Saved entries
* * *

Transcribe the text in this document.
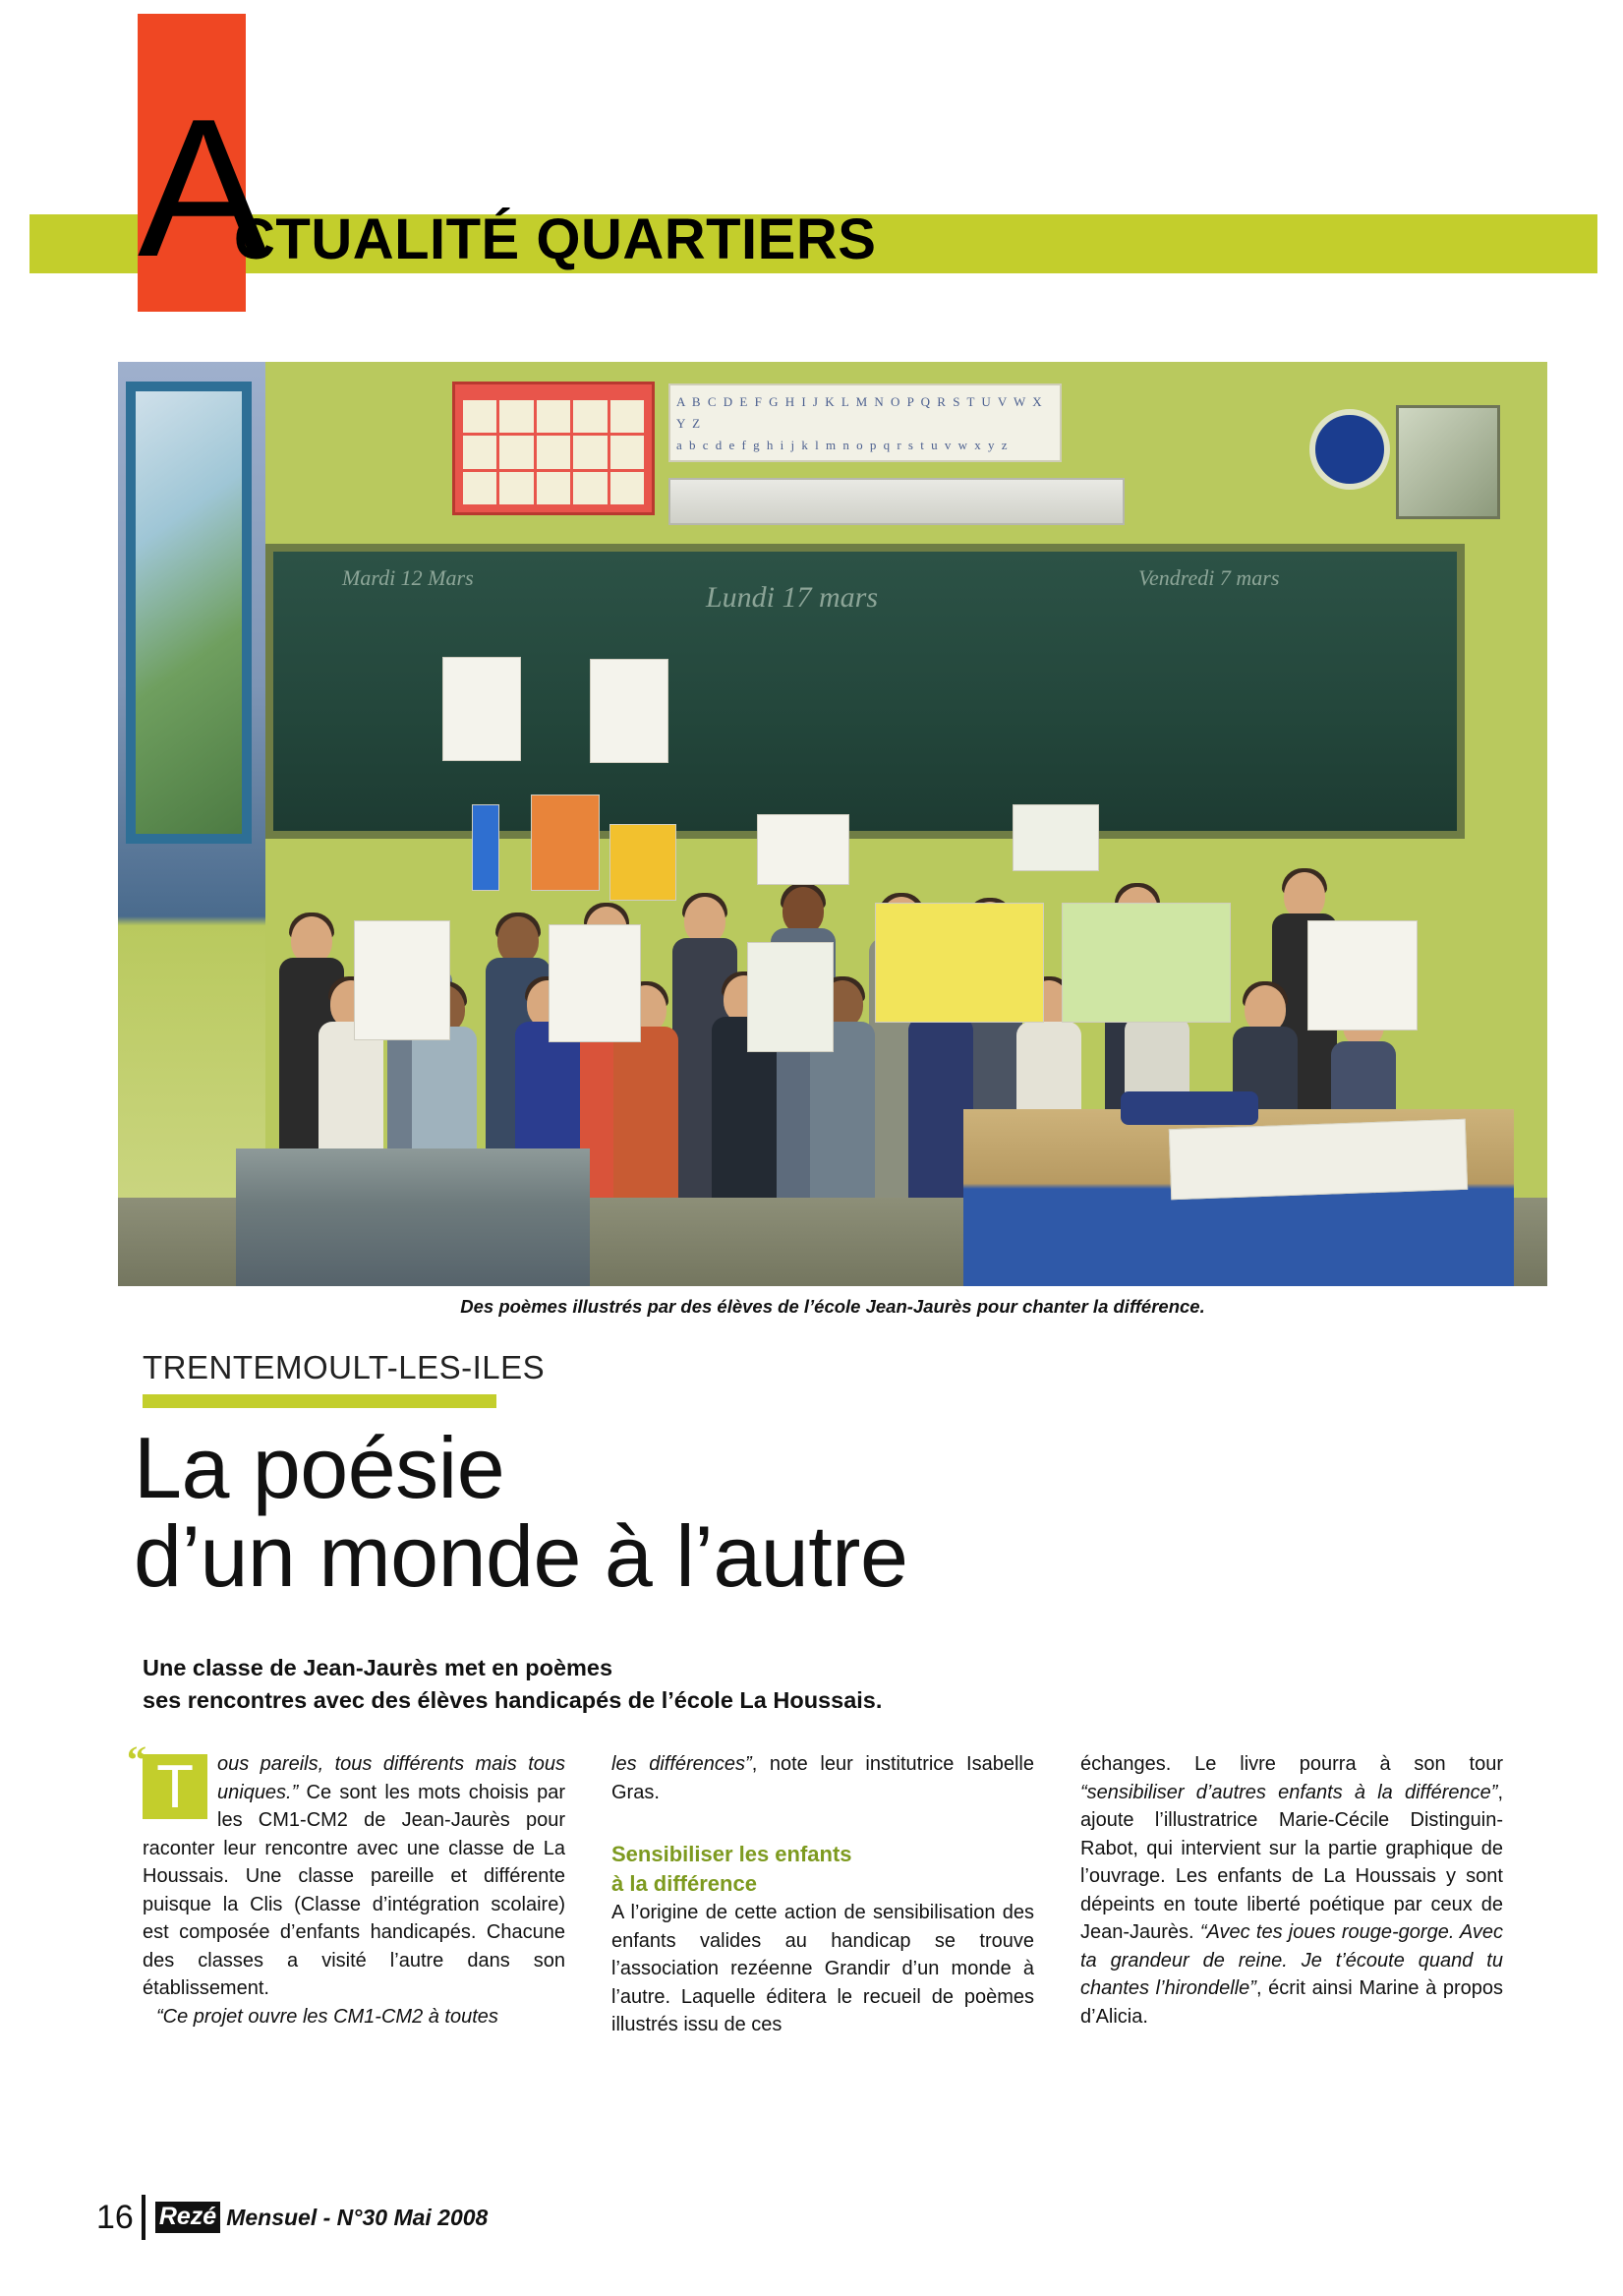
A
CTUALITÉ QUARTIERS
A B C D E F G H I J K L M N O P Q R S T U V W X Y Z
a b c d e f g h i j k l m n o p q r s t u v w x y z
Mardi 12 Mars
Lundi 17 mars
Vendredi 7 mars
Des poèmes illustrés par des élèves de l’école Jean-Jaurès pour chanter la différence.
TRENTEMOULT-LES-ILES
La poésie
d’un monde à l’autre
Une classe de Jean-Jaurès met en poèmes
ses rencontres avec des élèves handicapés de l’école La Houssais.
“ T	ous pareils, tous différents mais tous uniques.” Ce sont les mots choisis par les CM1-CM2 de Jean-Jaurès pour raconter leur rencontre avec une classe de La Houssais. Une classe pareille et différente puisque la Clis (Classe d’intégration scolaire) est composée d’enfants handicapés. Chacune des classes a visité l’autre dans son établissement.

“Ce projet ouvre les CM1-CM2 à toutes

les différences”, note leur institutrice Isabelle Gras.

Sensibiliser les enfants
à la différence

A l’origine de cette action de sensibilisation des enfants valides au handicap se trouve l’association rezéenne Grandir d’un monde à l’autre. Laquelle éditera le recueil de poèmes illustrés issu de ces

échanges. Le livre pourra à son tour “sensibiliser d’autres enfants à la différence”, ajoute l’illustratrice Marie-Cécile Distinguin-Rabot, qui intervient sur la partie graphique de l’ouvrage. Les enfants de La Houssais y sont dépeints en toute liberté poétique par ceux de Jean-Jaurès. “Avec tes joues rouge-gorge. Avec ta grandeur de reine. Je t’écoute quand tu chantes l’hirondelle”, écrit ainsi Marine à propos d’Alicia.

16 Rezé Mensuel - N°30 Mai 2008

* * *

Among the lines above, count those containing the word "sont" and give nothing but the result.

2